Task details:
Will you transcribe all the entries word for word, skipping the pictures they hold?
──────── Records for processing
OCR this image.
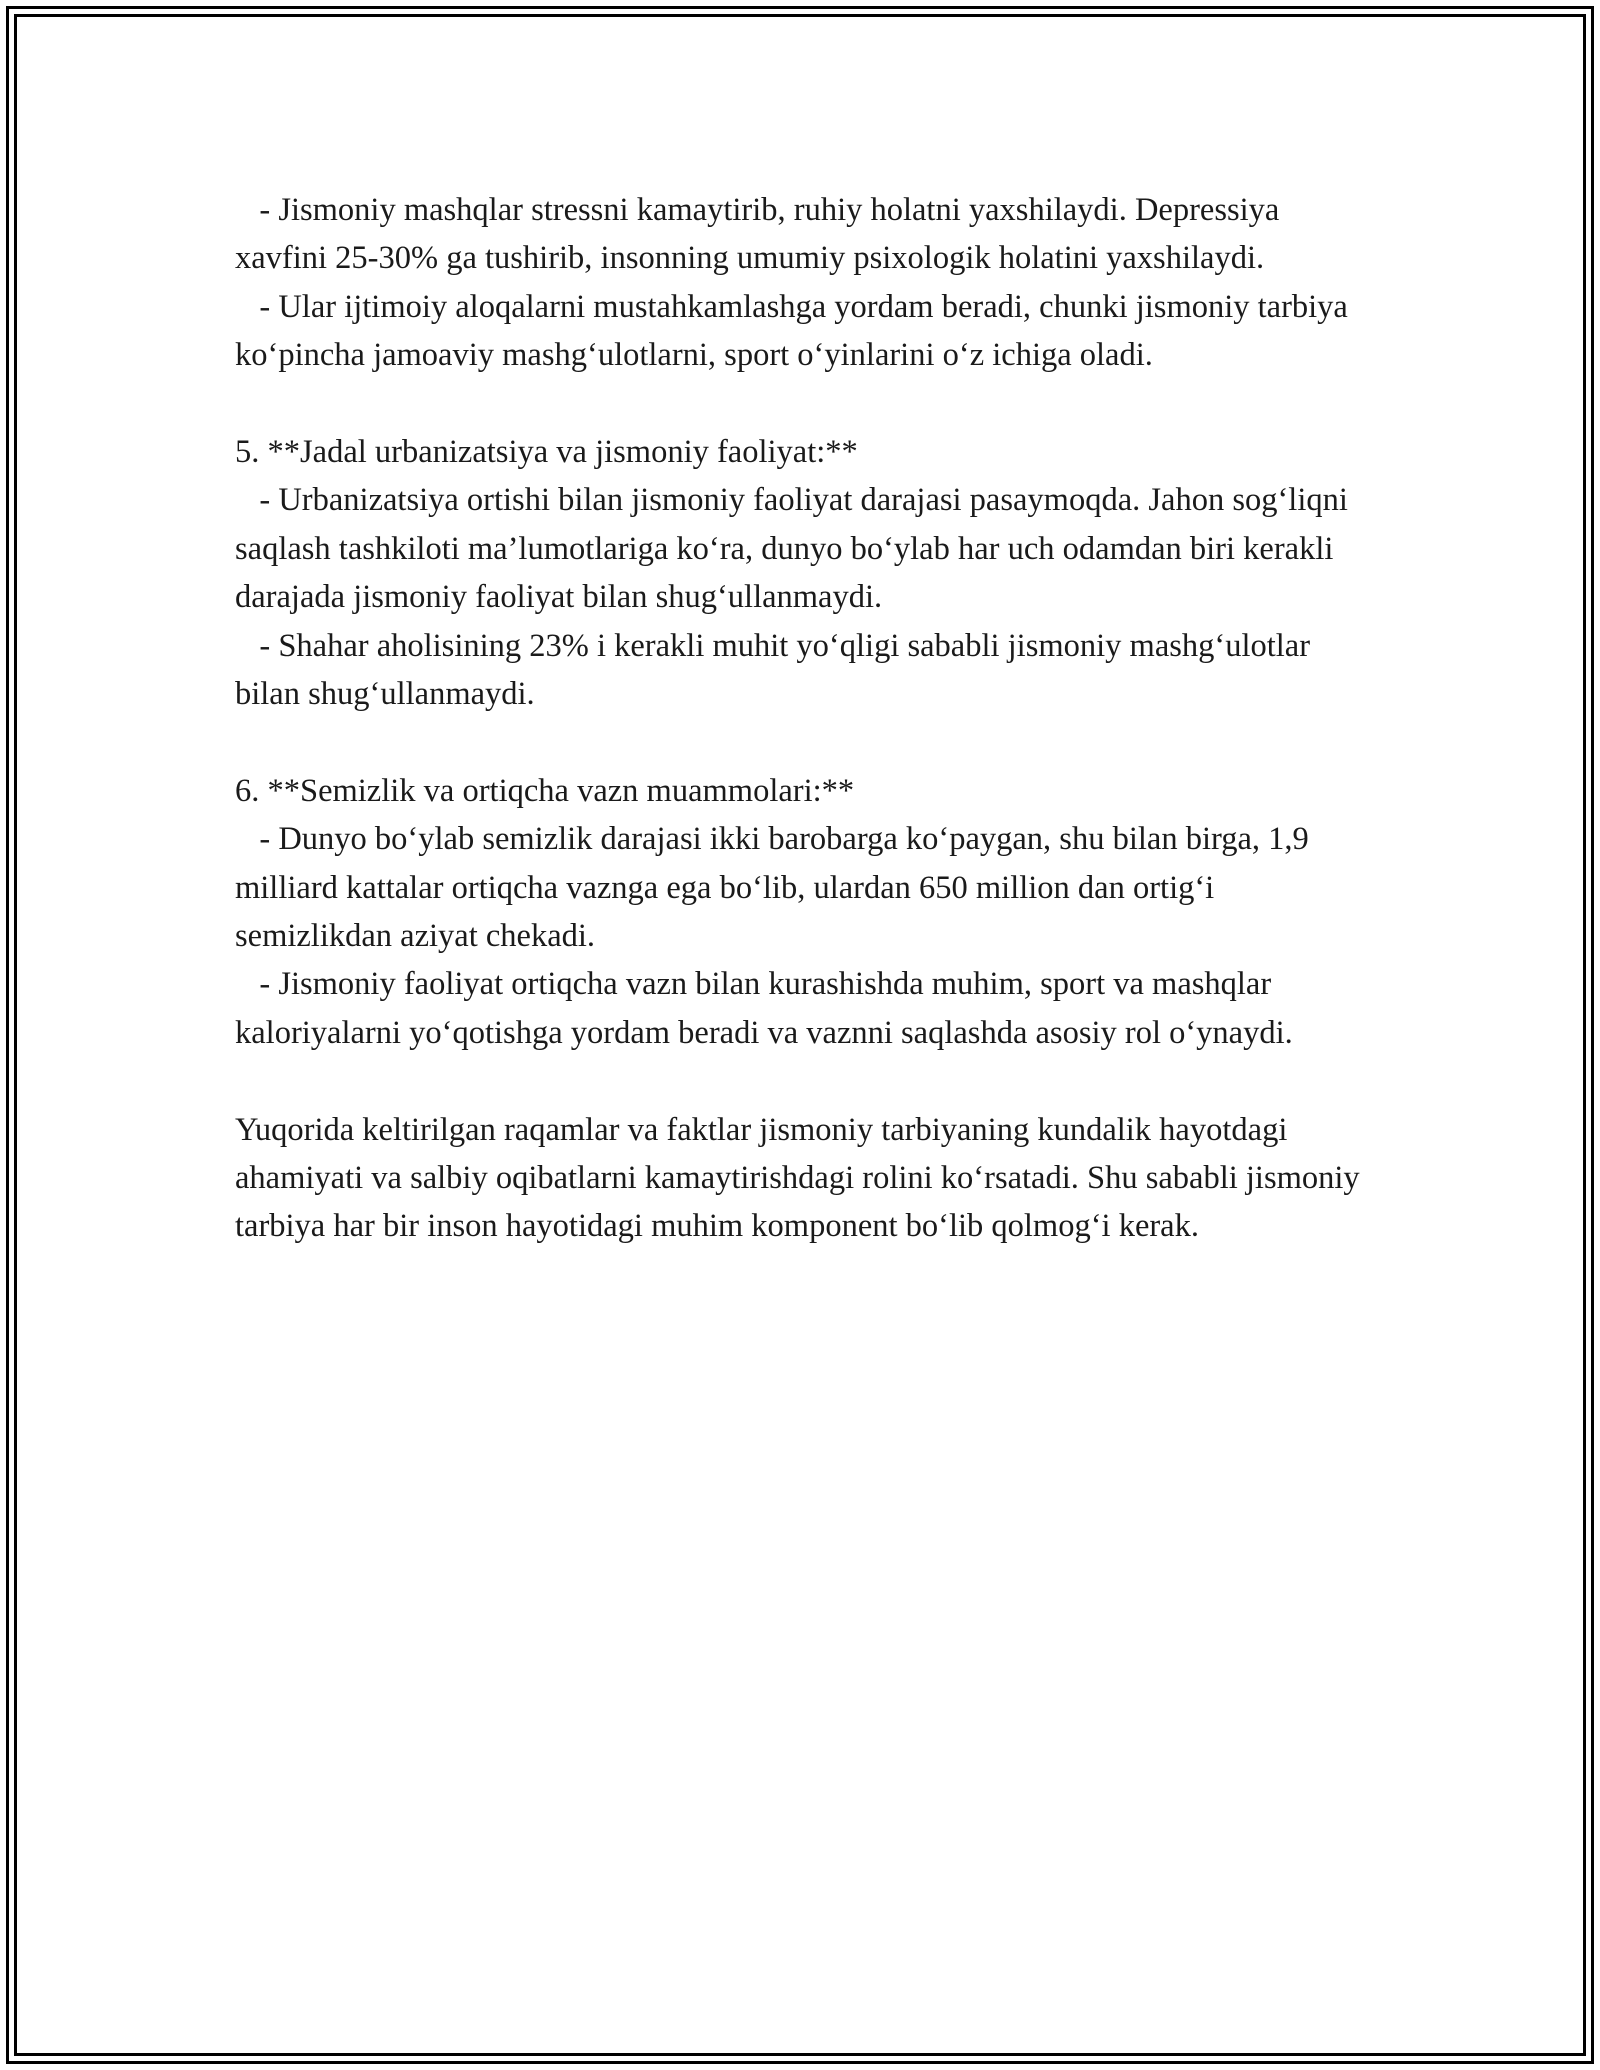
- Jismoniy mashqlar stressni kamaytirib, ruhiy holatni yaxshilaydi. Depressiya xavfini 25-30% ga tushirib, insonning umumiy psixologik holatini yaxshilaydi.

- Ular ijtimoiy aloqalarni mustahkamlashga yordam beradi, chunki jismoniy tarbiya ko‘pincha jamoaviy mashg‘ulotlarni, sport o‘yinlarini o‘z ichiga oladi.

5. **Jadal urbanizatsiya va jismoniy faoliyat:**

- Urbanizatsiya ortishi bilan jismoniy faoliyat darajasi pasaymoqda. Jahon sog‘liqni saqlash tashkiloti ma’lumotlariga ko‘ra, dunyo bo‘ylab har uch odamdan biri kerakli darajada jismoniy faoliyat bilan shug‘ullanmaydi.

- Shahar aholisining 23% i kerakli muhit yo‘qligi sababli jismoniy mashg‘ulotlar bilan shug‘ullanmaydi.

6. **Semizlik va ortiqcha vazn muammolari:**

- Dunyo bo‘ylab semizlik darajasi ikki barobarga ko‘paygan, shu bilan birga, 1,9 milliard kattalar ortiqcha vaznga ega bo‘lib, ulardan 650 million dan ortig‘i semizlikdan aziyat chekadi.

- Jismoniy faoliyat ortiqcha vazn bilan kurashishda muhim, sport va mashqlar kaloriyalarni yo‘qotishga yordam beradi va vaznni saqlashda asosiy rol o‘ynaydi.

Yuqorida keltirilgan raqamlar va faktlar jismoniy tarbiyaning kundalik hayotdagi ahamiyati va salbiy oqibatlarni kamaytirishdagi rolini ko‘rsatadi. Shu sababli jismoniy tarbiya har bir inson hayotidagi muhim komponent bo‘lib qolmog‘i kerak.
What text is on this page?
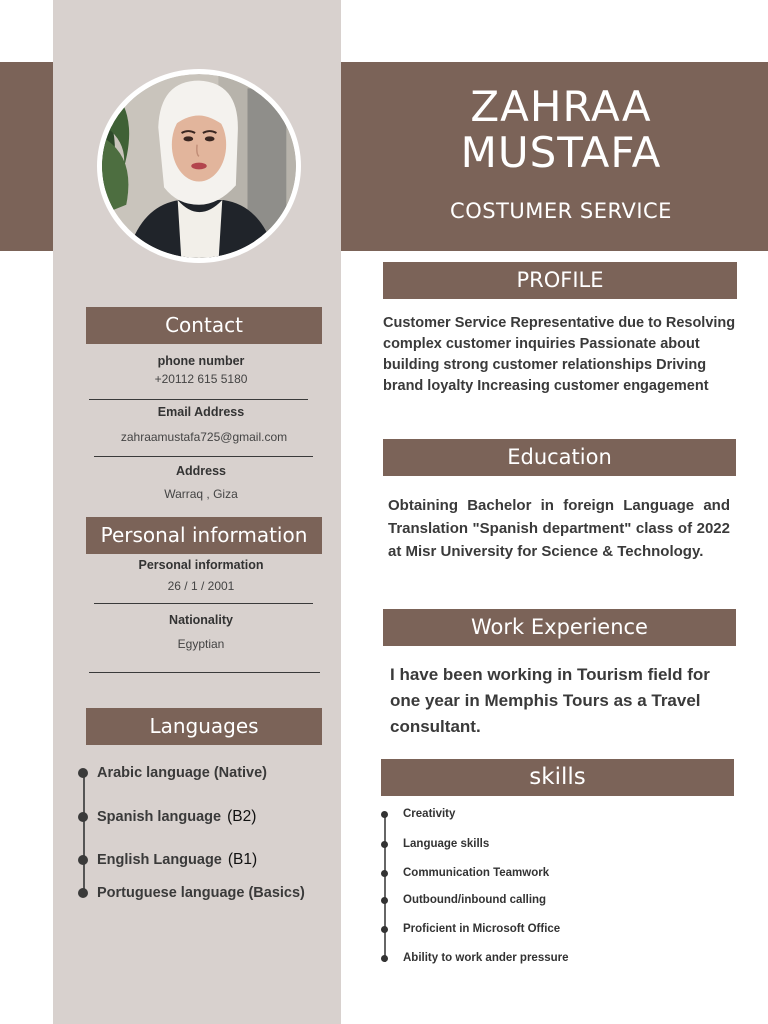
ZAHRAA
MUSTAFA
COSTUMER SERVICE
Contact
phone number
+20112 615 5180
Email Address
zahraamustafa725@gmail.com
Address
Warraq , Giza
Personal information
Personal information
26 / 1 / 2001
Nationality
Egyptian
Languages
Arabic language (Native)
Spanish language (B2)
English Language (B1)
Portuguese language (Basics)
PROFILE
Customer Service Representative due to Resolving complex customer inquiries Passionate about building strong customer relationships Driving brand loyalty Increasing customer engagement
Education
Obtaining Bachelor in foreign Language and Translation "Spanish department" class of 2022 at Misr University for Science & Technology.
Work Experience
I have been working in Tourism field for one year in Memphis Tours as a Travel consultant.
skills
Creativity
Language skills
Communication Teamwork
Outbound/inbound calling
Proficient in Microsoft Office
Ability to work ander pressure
────────────────
Written answer:
OCR this image.
- Jismoniy mashqlar stressni kamaytirib, ruhiy holatni yaxshilaydi. Depressiya xavfini 25-30% ga tushirib, insonning umumiy psixologik holatini yaxshilaydi.

- Ular ijtimoiy aloqalarni mustahkamlashga yordam beradi, chunki jismoniy tarbiya ko‘pincha jamoaviy mashg‘ulotlarni, sport o‘yinlarini o‘z ichiga oladi.

5. **Jadal urbanizatsiya va jismoniy faoliyat:**

- Urbanizatsiya ortishi bilan jismoniy faoliyat darajasi pasaymoqda. Jahon sog‘liqni saqlash tashkiloti ma’lumotlariga ko‘ra, dunyo bo‘ylab har uch odamdan biri kerakli darajada jismoniy faoliyat bilan shug‘ullanmaydi.

- Shahar aholisining 23% i kerakli muhit yo‘qligi sababli jismoniy mashg‘ulotlar bilan shug‘ullanmaydi.

6. **Semizlik va ortiqcha vazn muammolari:**

- Dunyo bo‘ylab semizlik darajasi ikki barobarga ko‘paygan, shu bilan birga, 1,9 milliard kattalar ortiqcha vaznga ega bo‘lib, ulardan 650 million dan ortig‘i semizlikdan aziyat chekadi.

- Jismoniy faoliyat ortiqcha vazn bilan kurashishda muhim, sport va mashqlar kaloriyalarni yo‘qotishga yordam beradi va vaznni saqlashda asosiy rol o‘ynaydi.

Yuqorida keltirilgan raqamlar va faktlar jismoniy tarbiyaning kundalik hayotdagi ahamiyati va salbiy oqibatlarni kamaytirishdagi rolini ko‘rsatadi. Shu sababli jismoniy tarbiya har bir inson hayotidagi muhim komponent bo‘lib qolmog‘i kerak.
What text is on this page?
ZAHRAA
MUSTAFA
COSTUMER SERVICE
Contact
phone number
+20112 615 5180
Email Address
zahraamustafa725@gmail.com
Address
Warraq , Giza
Personal information
Personal information
26 / 1 / 2001
Nationality
Egyptian
Languages
Arabic language (Native)
Spanish language (B2)
English Language (B1)
Portuguese language (Basics)
PROFILE
Customer Service Representative due to Resolving complex customer inquiries Passionate about building strong customer relationships Driving brand loyalty Increasing customer engagement
Education
Obtaining Bachelor in foreign Language and Translation "Spanish department" class of 2022 at Misr University for Science & Technology.
Work Experience
I have been working in Tourism field for one year in Memphis Tours as a Travel consultant.
skills
Creativity
Language skills
Communication Teamwork
Outbound/inbound calling
Proficient in Microsoft Office
Ability to work ander pressure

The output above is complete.